WRITTEN TASK: Tally the lines in the records underneath that contain the string "Population", and state the figure by itself.

Records from a data collection:
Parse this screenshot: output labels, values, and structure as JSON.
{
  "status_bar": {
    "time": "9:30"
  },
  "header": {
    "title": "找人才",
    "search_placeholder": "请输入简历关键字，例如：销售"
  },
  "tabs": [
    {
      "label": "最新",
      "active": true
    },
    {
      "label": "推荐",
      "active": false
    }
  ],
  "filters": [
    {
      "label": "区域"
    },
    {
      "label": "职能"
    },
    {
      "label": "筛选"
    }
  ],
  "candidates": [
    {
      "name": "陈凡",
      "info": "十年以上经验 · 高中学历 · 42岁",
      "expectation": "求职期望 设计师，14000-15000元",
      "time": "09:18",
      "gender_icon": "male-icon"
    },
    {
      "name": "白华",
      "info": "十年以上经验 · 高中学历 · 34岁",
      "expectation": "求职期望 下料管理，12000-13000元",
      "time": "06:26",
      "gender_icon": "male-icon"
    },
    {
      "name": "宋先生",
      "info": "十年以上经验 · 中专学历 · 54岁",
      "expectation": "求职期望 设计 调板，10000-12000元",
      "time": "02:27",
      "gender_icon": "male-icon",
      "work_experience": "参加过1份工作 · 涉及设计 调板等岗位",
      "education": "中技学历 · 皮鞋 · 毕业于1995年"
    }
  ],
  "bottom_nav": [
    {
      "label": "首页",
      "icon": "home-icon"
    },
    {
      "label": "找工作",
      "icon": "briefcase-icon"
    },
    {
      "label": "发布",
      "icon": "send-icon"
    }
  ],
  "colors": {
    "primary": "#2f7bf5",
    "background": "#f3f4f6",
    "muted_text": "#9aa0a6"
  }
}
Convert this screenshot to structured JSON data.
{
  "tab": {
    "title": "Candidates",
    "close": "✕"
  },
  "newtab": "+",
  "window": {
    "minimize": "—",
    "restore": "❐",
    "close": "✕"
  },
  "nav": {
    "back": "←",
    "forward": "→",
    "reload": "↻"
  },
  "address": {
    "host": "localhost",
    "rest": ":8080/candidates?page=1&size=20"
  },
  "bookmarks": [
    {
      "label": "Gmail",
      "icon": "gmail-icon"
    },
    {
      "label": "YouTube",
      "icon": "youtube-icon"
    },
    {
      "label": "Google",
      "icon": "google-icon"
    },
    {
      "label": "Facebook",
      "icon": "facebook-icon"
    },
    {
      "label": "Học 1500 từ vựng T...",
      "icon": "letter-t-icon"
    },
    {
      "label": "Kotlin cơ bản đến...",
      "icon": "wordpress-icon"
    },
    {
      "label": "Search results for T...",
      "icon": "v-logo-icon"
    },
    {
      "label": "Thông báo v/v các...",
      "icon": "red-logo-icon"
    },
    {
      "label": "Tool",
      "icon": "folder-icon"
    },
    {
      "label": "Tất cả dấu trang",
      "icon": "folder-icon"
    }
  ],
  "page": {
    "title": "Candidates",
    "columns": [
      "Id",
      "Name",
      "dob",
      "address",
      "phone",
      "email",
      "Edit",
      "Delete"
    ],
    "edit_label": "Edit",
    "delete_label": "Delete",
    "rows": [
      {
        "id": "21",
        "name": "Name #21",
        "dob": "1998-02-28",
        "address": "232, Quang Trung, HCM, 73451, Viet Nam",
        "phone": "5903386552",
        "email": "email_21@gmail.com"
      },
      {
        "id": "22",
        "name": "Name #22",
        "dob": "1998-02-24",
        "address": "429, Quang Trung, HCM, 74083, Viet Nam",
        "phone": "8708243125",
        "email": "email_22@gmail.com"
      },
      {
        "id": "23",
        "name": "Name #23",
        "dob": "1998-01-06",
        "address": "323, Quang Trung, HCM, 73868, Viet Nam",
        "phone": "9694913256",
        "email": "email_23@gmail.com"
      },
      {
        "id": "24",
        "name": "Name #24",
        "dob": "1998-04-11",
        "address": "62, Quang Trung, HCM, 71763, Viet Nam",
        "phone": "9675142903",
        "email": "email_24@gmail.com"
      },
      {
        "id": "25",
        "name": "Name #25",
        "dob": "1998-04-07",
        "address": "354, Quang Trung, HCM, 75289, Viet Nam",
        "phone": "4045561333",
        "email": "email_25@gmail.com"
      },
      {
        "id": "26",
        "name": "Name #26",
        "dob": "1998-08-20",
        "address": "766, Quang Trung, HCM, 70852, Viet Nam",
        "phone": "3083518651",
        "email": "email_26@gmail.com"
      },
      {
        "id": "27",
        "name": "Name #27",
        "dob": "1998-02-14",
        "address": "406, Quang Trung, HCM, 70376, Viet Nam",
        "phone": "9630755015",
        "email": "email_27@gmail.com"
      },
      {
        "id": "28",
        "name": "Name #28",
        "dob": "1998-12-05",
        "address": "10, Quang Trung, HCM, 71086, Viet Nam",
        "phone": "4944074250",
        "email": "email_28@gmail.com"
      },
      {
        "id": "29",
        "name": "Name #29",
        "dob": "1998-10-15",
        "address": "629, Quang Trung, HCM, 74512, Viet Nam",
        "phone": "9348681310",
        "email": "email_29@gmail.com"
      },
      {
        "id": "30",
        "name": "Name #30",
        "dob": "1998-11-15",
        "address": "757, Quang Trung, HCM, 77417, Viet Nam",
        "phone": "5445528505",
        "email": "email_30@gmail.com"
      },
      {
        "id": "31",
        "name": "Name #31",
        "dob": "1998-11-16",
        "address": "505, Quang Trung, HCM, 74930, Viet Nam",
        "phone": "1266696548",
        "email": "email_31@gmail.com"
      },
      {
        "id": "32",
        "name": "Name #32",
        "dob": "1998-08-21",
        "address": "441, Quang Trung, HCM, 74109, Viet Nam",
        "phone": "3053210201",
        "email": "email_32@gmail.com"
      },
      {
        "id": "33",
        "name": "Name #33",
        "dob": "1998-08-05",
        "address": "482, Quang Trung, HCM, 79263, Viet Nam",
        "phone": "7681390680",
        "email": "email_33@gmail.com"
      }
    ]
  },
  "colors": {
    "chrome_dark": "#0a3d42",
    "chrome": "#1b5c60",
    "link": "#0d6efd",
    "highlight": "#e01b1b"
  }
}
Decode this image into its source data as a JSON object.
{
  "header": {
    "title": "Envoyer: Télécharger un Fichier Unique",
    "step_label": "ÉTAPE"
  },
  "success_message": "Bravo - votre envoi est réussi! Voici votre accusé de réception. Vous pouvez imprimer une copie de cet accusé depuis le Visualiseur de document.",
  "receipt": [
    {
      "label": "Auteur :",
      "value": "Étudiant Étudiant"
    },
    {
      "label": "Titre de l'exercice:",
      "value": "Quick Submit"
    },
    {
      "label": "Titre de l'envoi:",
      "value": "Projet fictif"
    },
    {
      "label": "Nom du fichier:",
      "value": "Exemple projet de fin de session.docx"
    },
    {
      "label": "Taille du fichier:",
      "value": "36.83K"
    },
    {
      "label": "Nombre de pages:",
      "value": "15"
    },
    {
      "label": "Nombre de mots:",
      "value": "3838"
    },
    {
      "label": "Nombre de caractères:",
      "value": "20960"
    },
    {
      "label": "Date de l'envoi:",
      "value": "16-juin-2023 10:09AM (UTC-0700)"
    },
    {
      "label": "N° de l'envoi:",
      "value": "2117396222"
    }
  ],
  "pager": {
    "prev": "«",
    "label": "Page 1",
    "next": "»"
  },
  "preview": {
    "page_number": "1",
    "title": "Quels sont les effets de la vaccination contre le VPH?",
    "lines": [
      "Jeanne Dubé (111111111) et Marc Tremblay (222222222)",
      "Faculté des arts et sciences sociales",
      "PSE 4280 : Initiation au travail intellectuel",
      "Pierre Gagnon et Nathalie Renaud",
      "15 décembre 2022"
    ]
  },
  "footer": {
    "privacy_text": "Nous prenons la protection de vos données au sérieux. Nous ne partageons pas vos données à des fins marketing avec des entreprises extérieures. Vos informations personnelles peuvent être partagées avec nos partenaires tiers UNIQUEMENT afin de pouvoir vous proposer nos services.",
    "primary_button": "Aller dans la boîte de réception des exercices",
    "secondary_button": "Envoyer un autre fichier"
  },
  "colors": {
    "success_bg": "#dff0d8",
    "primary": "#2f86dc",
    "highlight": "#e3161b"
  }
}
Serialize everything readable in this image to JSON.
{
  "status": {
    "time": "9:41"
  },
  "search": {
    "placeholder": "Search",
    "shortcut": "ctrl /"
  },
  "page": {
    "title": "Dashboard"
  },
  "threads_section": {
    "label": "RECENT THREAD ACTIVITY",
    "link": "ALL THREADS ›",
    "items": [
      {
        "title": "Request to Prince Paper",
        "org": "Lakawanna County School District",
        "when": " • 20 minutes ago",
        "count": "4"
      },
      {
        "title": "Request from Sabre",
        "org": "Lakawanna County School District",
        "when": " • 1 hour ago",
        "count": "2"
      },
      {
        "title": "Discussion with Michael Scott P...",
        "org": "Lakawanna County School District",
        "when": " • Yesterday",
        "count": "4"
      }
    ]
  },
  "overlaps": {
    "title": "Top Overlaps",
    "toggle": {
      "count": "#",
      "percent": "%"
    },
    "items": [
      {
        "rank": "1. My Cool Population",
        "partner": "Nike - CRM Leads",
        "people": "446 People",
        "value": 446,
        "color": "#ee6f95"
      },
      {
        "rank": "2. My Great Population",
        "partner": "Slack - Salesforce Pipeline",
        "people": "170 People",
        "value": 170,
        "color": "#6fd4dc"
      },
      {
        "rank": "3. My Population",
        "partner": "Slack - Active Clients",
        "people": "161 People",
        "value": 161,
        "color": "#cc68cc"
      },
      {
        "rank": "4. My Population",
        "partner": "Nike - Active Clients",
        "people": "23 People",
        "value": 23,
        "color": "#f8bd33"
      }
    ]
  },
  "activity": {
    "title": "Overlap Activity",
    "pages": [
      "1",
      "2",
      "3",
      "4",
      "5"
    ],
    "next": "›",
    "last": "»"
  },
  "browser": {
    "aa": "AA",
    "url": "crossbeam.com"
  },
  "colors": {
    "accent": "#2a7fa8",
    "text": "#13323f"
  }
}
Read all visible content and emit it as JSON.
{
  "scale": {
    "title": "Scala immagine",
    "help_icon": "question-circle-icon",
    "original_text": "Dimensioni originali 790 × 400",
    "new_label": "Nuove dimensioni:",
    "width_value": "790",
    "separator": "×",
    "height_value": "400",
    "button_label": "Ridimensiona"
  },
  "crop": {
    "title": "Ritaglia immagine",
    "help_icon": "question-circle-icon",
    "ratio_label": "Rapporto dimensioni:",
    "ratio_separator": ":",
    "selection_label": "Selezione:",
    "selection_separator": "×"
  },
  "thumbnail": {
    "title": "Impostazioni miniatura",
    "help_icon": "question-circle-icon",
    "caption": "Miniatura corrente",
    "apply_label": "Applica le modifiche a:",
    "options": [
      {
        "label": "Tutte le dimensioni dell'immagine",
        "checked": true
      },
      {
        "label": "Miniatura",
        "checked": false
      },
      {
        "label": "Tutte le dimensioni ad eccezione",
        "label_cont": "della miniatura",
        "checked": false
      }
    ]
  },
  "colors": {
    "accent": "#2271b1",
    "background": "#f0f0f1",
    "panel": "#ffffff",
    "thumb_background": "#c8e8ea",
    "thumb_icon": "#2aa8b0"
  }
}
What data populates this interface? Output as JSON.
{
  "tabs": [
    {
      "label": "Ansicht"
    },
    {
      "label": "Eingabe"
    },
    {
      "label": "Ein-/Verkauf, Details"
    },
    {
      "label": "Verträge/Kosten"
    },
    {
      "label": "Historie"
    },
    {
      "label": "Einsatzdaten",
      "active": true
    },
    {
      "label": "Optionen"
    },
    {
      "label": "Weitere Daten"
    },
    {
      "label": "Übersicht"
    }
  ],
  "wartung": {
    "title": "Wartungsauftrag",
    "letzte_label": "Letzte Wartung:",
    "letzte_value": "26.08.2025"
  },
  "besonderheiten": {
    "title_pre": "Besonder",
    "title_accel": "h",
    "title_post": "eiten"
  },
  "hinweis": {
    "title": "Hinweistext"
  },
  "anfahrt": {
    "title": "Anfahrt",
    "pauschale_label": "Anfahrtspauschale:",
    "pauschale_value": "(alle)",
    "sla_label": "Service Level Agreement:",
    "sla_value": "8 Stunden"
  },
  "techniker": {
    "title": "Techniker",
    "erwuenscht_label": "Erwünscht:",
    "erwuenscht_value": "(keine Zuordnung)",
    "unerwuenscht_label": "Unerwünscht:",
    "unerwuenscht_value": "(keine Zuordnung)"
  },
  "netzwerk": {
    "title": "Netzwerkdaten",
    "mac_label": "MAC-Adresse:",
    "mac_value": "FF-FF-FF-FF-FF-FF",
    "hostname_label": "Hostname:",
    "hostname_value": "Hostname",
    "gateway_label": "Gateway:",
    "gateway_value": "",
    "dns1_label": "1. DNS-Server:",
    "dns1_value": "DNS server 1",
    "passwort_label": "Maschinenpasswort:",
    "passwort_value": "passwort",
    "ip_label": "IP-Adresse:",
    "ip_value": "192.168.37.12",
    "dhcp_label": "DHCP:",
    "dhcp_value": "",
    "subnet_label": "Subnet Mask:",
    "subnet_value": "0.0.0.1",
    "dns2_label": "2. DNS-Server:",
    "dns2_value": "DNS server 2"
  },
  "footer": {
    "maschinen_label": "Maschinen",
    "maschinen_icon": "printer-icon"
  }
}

FULL OUTPUT: 4